## [Stated problem]
Could you extract every entry below and reproduce it exactly?

## [Data records]
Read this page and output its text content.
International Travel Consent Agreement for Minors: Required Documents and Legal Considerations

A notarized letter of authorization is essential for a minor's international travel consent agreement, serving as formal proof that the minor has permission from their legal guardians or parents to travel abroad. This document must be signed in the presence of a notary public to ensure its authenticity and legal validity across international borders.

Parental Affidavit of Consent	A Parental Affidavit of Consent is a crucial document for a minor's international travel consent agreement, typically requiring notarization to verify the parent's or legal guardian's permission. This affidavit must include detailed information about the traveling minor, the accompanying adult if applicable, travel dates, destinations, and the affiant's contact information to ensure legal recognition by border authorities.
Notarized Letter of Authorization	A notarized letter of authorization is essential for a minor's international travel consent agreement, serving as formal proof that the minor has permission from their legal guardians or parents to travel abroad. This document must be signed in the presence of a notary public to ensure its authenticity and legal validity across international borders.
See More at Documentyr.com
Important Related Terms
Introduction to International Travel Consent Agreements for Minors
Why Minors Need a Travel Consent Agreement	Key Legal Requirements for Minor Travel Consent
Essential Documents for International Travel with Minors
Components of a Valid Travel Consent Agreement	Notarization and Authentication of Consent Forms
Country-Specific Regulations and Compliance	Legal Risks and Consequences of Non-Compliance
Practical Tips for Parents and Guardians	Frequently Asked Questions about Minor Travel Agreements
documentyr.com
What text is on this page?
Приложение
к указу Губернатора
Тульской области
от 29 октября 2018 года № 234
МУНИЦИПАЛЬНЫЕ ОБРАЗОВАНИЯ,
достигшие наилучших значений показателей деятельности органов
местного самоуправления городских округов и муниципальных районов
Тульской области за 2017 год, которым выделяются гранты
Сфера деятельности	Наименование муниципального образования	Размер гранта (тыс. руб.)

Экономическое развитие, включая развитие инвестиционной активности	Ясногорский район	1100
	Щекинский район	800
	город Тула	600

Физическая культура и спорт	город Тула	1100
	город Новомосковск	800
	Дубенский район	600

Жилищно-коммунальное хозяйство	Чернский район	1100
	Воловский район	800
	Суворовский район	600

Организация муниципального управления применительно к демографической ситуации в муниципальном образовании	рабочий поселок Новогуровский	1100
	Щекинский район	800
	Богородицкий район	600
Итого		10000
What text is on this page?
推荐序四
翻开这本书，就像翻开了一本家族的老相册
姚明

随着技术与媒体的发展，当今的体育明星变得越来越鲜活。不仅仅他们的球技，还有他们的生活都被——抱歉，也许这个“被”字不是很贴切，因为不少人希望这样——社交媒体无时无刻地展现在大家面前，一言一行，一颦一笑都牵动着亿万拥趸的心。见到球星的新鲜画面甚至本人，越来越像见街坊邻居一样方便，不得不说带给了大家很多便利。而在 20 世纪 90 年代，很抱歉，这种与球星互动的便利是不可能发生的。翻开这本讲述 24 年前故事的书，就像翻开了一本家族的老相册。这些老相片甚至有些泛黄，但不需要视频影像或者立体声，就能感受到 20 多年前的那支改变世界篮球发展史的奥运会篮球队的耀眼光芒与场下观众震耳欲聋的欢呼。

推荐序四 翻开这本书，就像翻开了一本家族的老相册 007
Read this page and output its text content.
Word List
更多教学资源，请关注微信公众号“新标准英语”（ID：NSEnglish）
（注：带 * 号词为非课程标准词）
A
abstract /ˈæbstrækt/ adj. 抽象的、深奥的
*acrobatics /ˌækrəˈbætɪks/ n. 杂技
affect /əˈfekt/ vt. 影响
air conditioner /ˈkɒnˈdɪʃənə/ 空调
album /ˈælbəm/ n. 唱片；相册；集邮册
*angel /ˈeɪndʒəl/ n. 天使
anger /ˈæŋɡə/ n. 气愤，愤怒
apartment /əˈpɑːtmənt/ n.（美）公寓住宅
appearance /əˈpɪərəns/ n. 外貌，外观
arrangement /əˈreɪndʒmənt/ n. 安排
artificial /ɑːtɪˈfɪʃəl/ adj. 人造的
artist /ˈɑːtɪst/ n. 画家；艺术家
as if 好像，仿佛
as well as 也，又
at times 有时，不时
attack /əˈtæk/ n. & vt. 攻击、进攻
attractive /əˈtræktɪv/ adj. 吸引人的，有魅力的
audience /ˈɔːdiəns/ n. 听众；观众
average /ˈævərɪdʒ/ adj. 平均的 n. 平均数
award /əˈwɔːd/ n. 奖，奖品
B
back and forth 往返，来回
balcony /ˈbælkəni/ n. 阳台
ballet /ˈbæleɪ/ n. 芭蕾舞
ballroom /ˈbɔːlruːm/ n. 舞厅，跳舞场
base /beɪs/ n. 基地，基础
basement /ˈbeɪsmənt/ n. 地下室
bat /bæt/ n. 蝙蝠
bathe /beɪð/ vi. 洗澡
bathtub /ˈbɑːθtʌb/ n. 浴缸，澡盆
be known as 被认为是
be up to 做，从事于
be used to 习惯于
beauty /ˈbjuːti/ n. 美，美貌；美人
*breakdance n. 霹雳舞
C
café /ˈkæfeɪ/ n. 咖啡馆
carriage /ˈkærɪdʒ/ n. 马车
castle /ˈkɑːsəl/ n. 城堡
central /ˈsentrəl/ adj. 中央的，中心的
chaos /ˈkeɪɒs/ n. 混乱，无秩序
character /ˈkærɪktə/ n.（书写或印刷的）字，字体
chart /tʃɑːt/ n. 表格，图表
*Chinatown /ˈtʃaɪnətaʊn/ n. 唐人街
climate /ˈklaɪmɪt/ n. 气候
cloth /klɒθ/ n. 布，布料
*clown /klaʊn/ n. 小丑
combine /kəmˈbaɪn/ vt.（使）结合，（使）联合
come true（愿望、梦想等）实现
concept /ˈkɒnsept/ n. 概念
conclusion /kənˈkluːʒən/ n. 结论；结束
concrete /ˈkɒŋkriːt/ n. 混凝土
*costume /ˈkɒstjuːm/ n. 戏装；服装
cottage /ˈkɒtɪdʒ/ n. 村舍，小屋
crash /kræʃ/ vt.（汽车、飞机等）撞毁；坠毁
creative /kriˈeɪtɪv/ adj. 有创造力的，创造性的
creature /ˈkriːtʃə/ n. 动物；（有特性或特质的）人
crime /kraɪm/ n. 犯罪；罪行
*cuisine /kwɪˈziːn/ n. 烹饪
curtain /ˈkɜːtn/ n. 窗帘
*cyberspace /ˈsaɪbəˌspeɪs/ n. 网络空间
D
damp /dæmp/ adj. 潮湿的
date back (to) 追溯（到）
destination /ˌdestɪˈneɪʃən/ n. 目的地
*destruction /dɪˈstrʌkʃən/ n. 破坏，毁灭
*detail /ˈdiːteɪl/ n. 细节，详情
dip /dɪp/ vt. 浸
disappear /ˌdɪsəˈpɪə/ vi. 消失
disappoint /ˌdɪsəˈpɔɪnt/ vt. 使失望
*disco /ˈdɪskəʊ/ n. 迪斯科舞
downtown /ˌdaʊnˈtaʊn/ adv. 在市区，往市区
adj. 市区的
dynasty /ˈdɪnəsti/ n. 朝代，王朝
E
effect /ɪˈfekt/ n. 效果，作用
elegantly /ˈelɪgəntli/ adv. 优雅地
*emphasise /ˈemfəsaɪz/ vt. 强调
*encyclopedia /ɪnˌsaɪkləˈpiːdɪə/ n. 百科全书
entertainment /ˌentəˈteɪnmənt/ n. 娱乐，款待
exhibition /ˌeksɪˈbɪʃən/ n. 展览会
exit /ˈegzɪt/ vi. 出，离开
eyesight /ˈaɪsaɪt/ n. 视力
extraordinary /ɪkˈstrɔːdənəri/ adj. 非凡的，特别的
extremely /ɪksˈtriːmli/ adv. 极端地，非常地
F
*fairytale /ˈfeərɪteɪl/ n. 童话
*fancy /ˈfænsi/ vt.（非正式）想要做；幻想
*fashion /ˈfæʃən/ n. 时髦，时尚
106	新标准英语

## [Correct response]
Read this page and output its text content.
International Travel Consent Agreement for Minors: Required Documents and Legal Considerations

A notarized letter of authorization is essential for a minor's international travel consent agreement, serving as formal proof that the minor has permission from their legal guardians or parents to travel abroad. This document must be signed in the presence of a notary public to ensure its authenticity and legal validity across international borders.

Parental Affidavit of Consent	A Parental Affidavit of Consent is a crucial document for a minor's international travel consent agreement, typically requiring notarization to verify the parent's or legal guardian's permission. This affidavit must include detailed information about the traveling minor, the accompanying adult if applicable, travel dates, destinations, and the affiant's contact information to ensure legal recognition by border authorities.
Notarized Letter of Authorization	A notarized letter of authorization is essential for a minor's international travel consent agreement, serving as formal proof that the minor has permission from their legal guardians or parents to travel abroad. This document must be signed in the presence of a notary public to ensure its authenticity and legal validity across international borders.
See More at Documentyr.com
Important Related Terms
Introduction to International Travel Consent Agreements for Minors
Why Minors Need a Travel Consent Agreement	Key Legal Requirements for Minor Travel Consent
Essential Documents for International Travel with Minors
Components of a Valid Travel Consent Agreement	Notarization and Authentication of Consent Forms
Country-Specific Regulations and Compliance	Legal Risks and Consequences of Non-Compliance
Practical Tips for Parents and Guardians	Frequently Asked Questions about Minor Travel Agreements
documentyr.com
What text is on this page?
Приложение
к указу Губернатора
Тульской области
от 29 октября 2018 года № 234
МУНИЦИПАЛЬНЫЕ ОБРАЗОВАНИЯ,
достигшие наилучших значений показателей деятельности органов
местного самоуправления городских округов и муниципальных районов
Тульской области за 2017 год, которым выделяются гранты
Сфера деятельности	Наименование муниципального образования	Размер гранта (тыс. руб.)

Экономическое развитие, включая развитие инвестиционной активности	Ясногорский район	1100
	Щекинский район	800
	город Тула	600

Физическая культура и спорт	город Тула	1100
	город Новомосковск	800
	Дубенский район	600

Жилищно-коммунальное хозяйство	Чернский район	1100
	Воловский район	800
	Суворовский район	600

Организация муниципального управления применительно к демографической ситуации в муниципальном образовании	рабочий поселок Новогуровский	1100
	Щекинский район	800
	Богородицкий район	600
Итого		10000
What text is on this page?
推荐序四
翻开这本书，就像翻开了一本家族的老相册
姚明

随着技术与媒体的发展，当今的体育明星变得越来越鲜活。不仅仅他们的球技，还有他们的生活都被——抱歉，也许这个“被”字不是很贴切，因为不少人希望这样——社交媒体无时无刻地展现在大家面前，一言一行，一颦一笑都牵动着亿万拥趸的心。见到球星的新鲜画面甚至本人，越来越像见街坊邻居一样方便，不得不说带给了大家很多便利。而在 20 世纪 90 年代，很抱歉，这种与球星互动的便利是不可能发生的。翻开这本讲述 24 年前故事的书，就像翻开了一本家族的老相册。这些老相片甚至有些泛黄，但不需要视频影像或者立体声，就能感受到 20 多年前的那支改变世界篮球发展史的奥运会篮球队的耀眼光芒与场下观众震耳欲聋的欢呼。

推荐序四 翻开这本书，就像翻开了一本家族的老相册 007
Read this page and output its text content.
Word List
更多教学资源，请关注微信公众号“新标准英语”（ID：NSEnglish）
（注：带 * 号词为非课程标准词）
A
abstract /ˈæbstrækt/ adj. 抽象的、深奥的
*acrobatics /ˌækrəˈbætɪks/ n. 杂技
affect /əˈfekt/ vt. 影响
air conditioner /ˈkɒnˈdɪʃənə/ 空调
album /ˈælbəm/ n. 唱片；相册；集邮册
*angel /ˈeɪndʒəl/ n. 天使
anger /ˈæŋɡə/ n. 气愤，愤怒
apartment /əˈpɑːtmənt/ n.（美）公寓住宅
appearance /əˈpɪərəns/ n. 外貌，外观
arrangement /əˈreɪndʒmənt/ n. 安排
artificial /ɑːtɪˈfɪʃəl/ adj. 人造的
artist /ˈɑːtɪst/ n. 画家；艺术家
as if 好像，仿佛
as well as 也，又
at times 有时，不时
attack /əˈtæk/ n. & vt. 攻击、进攻
attractive /əˈtræktɪv/ adj. 吸引人的，有魅力的
audience /ˈɔːdiəns/ n. 听众；观众
average /ˈævərɪdʒ/ adj. 平均的 n. 平均数
award /əˈwɔːd/ n. 奖，奖品
B
back and forth 往返，来回
balcony /ˈbælkəni/ n. 阳台
ballet /ˈbæleɪ/ n. 芭蕾舞
ballroom /ˈbɔːlruːm/ n. 舞厅，跳舞场
base /beɪs/ n. 基地，基础
basement /ˈbeɪsmənt/ n. 地下室
bat /bæt/ n. 蝙蝠
bathe /beɪð/ vi. 洗澡
bathtub /ˈbɑːθtʌb/ n. 浴缸，澡盆
be known as 被认为是
be up to 做，从事于
be used to 习惯于
beauty /ˈbjuːti/ n. 美，美貌；美人
*breakdance n. 霹雳舞
C
café /ˈkæfeɪ/ n. 咖啡馆
carriage /ˈkærɪdʒ/ n. 马车
castle /ˈkɑːsəl/ n. 城堡
central /ˈsentrəl/ adj. 中央的，中心的
chaos /ˈkeɪɒs/ n. 混乱，无秩序
character /ˈkærɪktə/ n.（书写或印刷的）字，字体
chart /tʃɑːt/ n. 表格，图表
*Chinatown /ˈtʃaɪnətaʊn/ n. 唐人街
climate /ˈklaɪmɪt/ n. 气候
cloth /klɒθ/ n. 布，布料
*clown /klaʊn/ n. 小丑
combine /kəmˈbaɪn/ vt.（使）结合，（使）联合
come true（愿望、梦想等）实现
concept /ˈkɒnsept/ n. 概念
conclusion /kənˈkluːʒən/ n. 结论；结束
concrete /ˈkɒŋkriːt/ n. 混凝土
*costume /ˈkɒstjuːm/ n. 戏装；服装
cottage /ˈkɒtɪdʒ/ n. 村舍，小屋
crash /kræʃ/ vt.（汽车、飞机等）撞毁；坠毁
creative /kriˈeɪtɪv/ adj. 有创造力的，创造性的
creature /ˈkriːtʃə/ n. 动物；（有特性或特质的）人
crime /kraɪm/ n. 犯罪；罪行
*cuisine /kwɪˈziːn/ n. 烹饪
curtain /ˈkɜːtn/ n. 窗帘
*cyberspace /ˈsaɪbəˌspeɪs/ n. 网络空间
D
damp /dæmp/ adj. 潮湿的
date back (to) 追溯（到）
destination /ˌdestɪˈneɪʃən/ n. 目的地
*destruction /dɪˈstrʌkʃən/ n. 破坏，毁灭
*detail /ˈdiːteɪl/ n. 细节，详情
dip /dɪp/ vt. 浸
disappear /ˌdɪsəˈpɪə/ vi. 消失
disappoint /ˌdɪsəˈpɔɪnt/ vt. 使失望
*disco /ˈdɪskəʊ/ n. 迪斯科舞
downtown /ˌdaʊnˈtaʊn/ adv. 在市区，往市区
adj. 市区的
dynasty /ˈdɪnəsti/ n. 朝代，王朝
E
effect /ɪˈfekt/ n. 效果，作用
elegantly /ˈelɪgəntli/ adv. 优雅地
*emphasise /ˈemfəsaɪz/ vt. 强调
*encyclopedia /ɪnˌsaɪkləˈpiːdɪə/ n. 百科全书
entertainment /ˌentəˈteɪnmənt/ n. 娱乐，款待
exhibition /ˌeksɪˈbɪʃən/ n. 展览会
exit /ˈegzɪt/ vi. 出，离开
eyesight /ˈaɪsaɪt/ n. 视力
extraordinary /ɪkˈstrɔːdənəri/ adj. 非凡的，特别的
extremely /ɪksˈtriːmli/ adv. 极端地，非常地
F
*fairytale /ˈfeərɪteɪl/ n. 童话
*fancy /ˈfænsi/ vt.（非正式）想要做；幻想
*fashion /ˈfæʃən/ n. 时髦，时尚
106	新标准英语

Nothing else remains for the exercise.